• **INSTRUCTIONS FOR THE TASK**:
Take every line that has the string "maçta" and copy it out.

• **RECORD SET**:
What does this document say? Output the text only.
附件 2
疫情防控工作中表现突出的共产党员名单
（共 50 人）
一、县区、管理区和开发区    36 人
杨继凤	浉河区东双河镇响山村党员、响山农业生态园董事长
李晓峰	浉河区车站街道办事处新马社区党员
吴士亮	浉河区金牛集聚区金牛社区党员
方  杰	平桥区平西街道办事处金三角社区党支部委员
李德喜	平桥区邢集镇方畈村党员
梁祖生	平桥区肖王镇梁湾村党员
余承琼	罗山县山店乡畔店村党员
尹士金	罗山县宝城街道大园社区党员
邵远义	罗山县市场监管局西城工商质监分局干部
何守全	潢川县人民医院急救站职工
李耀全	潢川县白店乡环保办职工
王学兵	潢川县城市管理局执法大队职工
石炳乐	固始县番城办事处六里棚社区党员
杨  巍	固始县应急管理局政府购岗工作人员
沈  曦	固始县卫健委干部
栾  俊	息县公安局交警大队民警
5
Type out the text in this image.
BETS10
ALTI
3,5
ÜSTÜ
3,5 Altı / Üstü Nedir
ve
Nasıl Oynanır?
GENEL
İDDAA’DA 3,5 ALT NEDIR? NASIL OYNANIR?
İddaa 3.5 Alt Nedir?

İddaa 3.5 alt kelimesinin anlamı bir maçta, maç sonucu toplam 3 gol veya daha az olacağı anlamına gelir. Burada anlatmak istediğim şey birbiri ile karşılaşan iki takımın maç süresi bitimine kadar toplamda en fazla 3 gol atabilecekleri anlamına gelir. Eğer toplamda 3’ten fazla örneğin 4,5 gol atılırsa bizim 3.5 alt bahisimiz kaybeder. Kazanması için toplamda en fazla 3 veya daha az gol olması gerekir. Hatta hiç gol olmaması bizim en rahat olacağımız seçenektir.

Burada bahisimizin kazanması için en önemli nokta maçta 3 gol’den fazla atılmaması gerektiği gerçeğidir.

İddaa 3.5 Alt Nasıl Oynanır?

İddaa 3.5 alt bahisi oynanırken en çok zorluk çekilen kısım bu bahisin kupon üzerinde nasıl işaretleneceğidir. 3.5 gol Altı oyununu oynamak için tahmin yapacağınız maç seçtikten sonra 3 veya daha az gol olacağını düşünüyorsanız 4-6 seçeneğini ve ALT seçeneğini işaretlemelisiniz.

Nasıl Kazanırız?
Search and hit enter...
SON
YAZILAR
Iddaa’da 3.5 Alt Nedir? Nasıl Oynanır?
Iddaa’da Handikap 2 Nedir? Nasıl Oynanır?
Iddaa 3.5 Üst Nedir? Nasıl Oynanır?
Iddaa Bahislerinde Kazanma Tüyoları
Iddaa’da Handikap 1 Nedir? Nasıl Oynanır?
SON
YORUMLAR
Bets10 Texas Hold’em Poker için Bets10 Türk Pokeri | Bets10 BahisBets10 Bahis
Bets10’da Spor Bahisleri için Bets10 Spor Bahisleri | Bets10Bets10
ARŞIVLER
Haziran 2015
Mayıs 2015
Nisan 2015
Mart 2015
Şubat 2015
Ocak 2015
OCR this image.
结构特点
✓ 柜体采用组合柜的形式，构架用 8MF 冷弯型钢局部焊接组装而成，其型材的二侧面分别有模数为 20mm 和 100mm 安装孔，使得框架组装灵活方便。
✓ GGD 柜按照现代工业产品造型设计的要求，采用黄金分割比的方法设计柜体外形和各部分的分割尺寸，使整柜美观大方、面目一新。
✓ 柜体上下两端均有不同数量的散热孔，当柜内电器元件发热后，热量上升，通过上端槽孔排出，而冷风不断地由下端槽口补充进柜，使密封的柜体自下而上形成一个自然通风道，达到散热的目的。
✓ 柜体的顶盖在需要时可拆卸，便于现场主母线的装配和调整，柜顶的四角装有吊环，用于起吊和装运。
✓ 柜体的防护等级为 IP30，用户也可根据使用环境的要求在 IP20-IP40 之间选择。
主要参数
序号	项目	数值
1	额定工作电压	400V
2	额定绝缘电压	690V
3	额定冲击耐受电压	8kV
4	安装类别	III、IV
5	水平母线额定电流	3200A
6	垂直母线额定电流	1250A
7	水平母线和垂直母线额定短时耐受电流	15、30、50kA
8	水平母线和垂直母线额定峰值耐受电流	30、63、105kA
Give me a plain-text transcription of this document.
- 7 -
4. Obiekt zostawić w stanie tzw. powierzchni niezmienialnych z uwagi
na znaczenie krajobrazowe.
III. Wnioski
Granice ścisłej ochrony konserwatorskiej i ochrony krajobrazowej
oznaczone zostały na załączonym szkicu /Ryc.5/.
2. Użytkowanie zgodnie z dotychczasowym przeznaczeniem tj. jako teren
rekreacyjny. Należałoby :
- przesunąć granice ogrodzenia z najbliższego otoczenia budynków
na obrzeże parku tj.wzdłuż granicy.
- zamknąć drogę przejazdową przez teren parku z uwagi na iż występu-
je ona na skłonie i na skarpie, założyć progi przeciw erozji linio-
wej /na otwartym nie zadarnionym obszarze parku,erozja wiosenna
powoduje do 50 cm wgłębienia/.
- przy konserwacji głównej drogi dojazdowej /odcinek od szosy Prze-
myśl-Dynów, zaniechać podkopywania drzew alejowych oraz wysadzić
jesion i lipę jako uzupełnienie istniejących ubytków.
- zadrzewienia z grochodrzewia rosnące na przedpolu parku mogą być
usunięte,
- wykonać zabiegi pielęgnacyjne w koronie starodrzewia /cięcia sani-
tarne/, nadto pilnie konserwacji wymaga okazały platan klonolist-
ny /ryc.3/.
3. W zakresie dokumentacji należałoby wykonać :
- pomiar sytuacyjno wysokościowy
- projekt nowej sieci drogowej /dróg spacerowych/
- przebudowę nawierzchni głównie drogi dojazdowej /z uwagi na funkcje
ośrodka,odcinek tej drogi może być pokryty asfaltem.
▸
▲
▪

• **SOLUTION**:
İddaa 3.5 alt kelimesinin anlamı bir maçta, maç sonucu toplam 3 gol veya daha az olacağı anlamına gelir. Burada anlatmak istediğim şey birbiri ile karşılaşan iki takımın maç süresi bitimine kadar toplamda en fazla 3 gol atabilecekleri anlamına gelir. Eğer toplamda 3’ten fazla örneğin 4,5 gol atılırsa bizim 3.5 alt bahisimiz kaybeder. Kazanması için toplamda en fazla 3 veya daha az gol olması gerekir. Hatta hiç gol olmaması bizim en rahat olacağımız seçenektir.
Burada bahisimizin kazanması için en önemli nokta maçta 3 gol’den fazla atılmaması gerektiği gerçeğidir.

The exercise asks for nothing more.